### What you will do
Print the entire listing. Each line must match the original exactly.

### Entries
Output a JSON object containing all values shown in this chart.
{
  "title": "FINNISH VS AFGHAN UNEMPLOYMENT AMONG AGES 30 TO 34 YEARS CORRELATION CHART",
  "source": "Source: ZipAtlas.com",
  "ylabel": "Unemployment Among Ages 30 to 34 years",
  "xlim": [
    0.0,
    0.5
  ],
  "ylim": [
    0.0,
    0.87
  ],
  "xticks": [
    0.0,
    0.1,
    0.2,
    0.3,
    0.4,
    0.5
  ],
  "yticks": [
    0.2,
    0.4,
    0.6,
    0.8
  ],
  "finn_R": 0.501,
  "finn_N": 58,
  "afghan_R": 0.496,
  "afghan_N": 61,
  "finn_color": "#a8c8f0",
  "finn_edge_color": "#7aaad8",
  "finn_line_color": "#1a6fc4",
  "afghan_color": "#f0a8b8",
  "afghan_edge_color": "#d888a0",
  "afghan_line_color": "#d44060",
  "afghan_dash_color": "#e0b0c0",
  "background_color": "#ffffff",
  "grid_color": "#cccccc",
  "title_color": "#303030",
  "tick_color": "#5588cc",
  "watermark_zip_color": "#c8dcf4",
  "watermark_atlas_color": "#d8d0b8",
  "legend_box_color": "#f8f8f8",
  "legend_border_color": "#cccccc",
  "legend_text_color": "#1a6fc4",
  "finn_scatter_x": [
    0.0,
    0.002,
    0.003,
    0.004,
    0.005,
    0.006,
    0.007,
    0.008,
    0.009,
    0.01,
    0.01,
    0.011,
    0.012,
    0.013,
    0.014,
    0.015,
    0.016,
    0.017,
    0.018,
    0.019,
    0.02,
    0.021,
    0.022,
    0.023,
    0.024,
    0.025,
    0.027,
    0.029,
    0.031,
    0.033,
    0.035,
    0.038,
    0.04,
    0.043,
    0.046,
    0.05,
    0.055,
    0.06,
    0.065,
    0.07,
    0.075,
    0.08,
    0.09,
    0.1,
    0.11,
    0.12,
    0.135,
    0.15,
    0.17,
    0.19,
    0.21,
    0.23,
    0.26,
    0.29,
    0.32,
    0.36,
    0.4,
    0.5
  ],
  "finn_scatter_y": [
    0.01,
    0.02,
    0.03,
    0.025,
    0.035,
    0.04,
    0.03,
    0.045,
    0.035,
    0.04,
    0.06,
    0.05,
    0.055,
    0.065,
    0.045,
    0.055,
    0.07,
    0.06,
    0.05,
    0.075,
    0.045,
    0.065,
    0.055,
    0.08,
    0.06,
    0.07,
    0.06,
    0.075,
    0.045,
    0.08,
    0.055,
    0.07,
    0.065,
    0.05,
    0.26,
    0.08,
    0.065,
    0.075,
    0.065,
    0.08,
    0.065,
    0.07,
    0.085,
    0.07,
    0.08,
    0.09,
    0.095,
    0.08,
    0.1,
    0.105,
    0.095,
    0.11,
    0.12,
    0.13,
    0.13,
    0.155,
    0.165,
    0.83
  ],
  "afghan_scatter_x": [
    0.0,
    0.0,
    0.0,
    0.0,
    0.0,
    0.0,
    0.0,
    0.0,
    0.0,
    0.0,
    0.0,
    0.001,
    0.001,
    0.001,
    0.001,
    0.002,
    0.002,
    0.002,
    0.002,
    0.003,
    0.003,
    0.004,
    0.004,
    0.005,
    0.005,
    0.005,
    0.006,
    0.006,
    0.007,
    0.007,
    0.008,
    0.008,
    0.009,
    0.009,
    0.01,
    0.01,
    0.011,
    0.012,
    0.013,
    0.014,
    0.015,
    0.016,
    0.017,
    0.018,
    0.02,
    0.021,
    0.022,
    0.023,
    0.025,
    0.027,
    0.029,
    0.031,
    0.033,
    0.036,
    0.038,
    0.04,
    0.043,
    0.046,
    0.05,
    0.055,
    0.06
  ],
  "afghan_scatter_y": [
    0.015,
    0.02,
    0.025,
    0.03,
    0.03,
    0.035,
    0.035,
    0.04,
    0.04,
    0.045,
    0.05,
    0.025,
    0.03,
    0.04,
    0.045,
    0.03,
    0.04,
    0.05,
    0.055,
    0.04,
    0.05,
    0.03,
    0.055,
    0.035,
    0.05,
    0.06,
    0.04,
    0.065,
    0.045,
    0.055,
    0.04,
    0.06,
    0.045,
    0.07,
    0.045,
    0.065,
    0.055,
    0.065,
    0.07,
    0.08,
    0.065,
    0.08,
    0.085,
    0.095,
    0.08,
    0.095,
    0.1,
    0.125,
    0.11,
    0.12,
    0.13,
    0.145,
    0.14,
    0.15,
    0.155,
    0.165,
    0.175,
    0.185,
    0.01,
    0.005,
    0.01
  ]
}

### Exercise result
Output a JSON object containing all values shown in this chart.
{
  "title": "FINNISH VS AFGHAN UNEMPLOYMENT AMONG AGES 30 TO 34 YEARS CORRELATION CHART",
  "source": "Source: ZipAtlas.com",
  "ylabel": "Unemployment Among Ages 30 to 34 years",
  "xlim": [
    0.0,
    0.5
  ],
  "ylim": [
    0.0,
    0.87
  ],
  "xticks": [
    0.0,
    0.1,
    0.2,
    0.3,
    0.4,
    0.5
  ],
  "yticks": [
    0.2,
    0.4,
    0.6,
    0.8
  ],
  "finn_R": 0.501,
  "finn_N": 58,
  "afghan_R": 0.496,
  "afghan_N": 61,
  "finn_color": "#a8c8f0",
  "finn_edge_color": "#7aaad8",
  "finn_line_color": "#1a6fc4",
  "afghan_color": "#f0a8b8",
  "afghan_edge_color": "#d888a0",
  "afghan_line_color": "#d44060",
  "afghan_dash_color": "#e0b0c0",
  "background_color": "#ffffff",
  "grid_color": "#cccccc",
  "title_color": "#303030",
  "tick_color": "#5588cc",
  "watermark_zip_color": "#c8dcf4",
  "watermark_atlas_color": "#d8d0b8",
  "legend_box_color": "#f8f8f8",
  "legend_border_color": "#cccccc",
  "legend_text_color": "#1a6fc4",
  "finn_scatter_x": [
    0.0,
    0.002,
    0.003,
    0.004,
    0.005,
    0.006,
    0.007,
    0.008,
    0.009,
    0.01,
    0.01,
    0.011,
    0.012,
    0.013,
    0.014,
    0.015,
    0.016,
    0.017,
    0.018,
    0.019,
    0.02,
    0.021,
    0.022,
    0.023,
    0.024,
    0.025,
    0.027,
    0.029,
    0.031,
    0.033,
    0.035,
    0.038,
    0.04,
    0.043,
    0.046,
    0.05,
    0.055,
    0.06,
    0.065,
    0.07,
    0.075,
    0.08,
    0.09,
    0.1,
    0.11,
    0.12,
    0.135,
    0.15,
    0.17,
    0.19,
    0.21,
    0.23,
    0.26,
    0.29,
    0.32,
    0.36,
    0.4,
    0.5
  ],
  "finn_scatter_y": [
    0.01,
    0.02,
    0.03,
    0.025,
    0.035,
    0.04,
    0.03,
    0.045,
    0.035,
    0.04,
    0.06,
    0.05,
    0.055,
    0.065,
    0.045,
    0.055,
    0.07,
    0.06,
    0.05,
    0.075,
    0.045,
    0.065,
    0.055,
    0.08,
    0.06,
    0.07,
    0.06,
    0.075,
    0.045,
    0.08,
    0.055,
    0.07,
    0.065,
    0.05,
    0.26,
    0.08,
    0.065,
    0.075,
    0.065,
    0.08,
    0.065,
    0.07,
    0.085,
    0.07,
    0.08,
    0.09,
    0.095,
    0.08,
    0.1,
    0.105,
    0.095,
    0.11,
    0.12,
    0.13,
    0.13,
    0.155,
    0.165,
    0.83
  ],
  "afghan_scatter_x": [
    0.0,
    0.0,
    0.0,
    0.0,
    0.0,
    0.0,
    0.0,
    0.0,
    0.0,
    0.0,
    0.0,
    0.001,
    0.001,
    0.001,
    0.001,
    0.002,
    0.002,
    0.002,
    0.002,
    0.003,
    0.003,
    0.004,
    0.004,
    0.005,
    0.005,
    0.005,
    0.006,
    0.006,
    0.007,
    0.007,
    0.008,
    0.008,
    0.009,
    0.009,
    0.01,
    0.01,
    0.011,
    0.012,
    0.013,
    0.014,
    0.015,
    0.016,
    0.017,
    0.018,
    0.02,
    0.021,
    0.022,
    0.023,
    0.025,
    0.027,
    0.029,
    0.031,
    0.033,
    0.036,
    0.038,
    0.04,
    0.043,
    0.046,
    0.05,
    0.055,
    0.06
  ],
  "afghan_scatter_y": [
    0.015,
    0.02,
    0.025,
    0.03,
    0.03,
    0.035,
    0.035,
    0.04,
    0.04,
    0.045,
    0.05,
    0.025,
    0.03,
    0.04,
    0.045,
    0.03,
    0.04,
    0.05,
    0.055,
    0.04,
    0.05,
    0.03,
    0.055,
    0.035,
    0.05,
    0.06,
    0.04,
    0.065,
    0.045,
    0.055,
    0.04,
    0.06,
    0.045,
    0.07,
    0.045,
    0.065,
    0.055,
    0.065,
    0.07,
    0.08,
    0.065,
    0.08,
    0.085,
    0.095,
    0.08,
    0.095,
    0.1,
    0.125,
    0.11,
    0.12,
    0.13,
    0.145,
    0.14,
    0.15,
    0.155,
    0.165,
    0.175,
    0.185,
    0.01,
    0.005,
    0.01
  ]
}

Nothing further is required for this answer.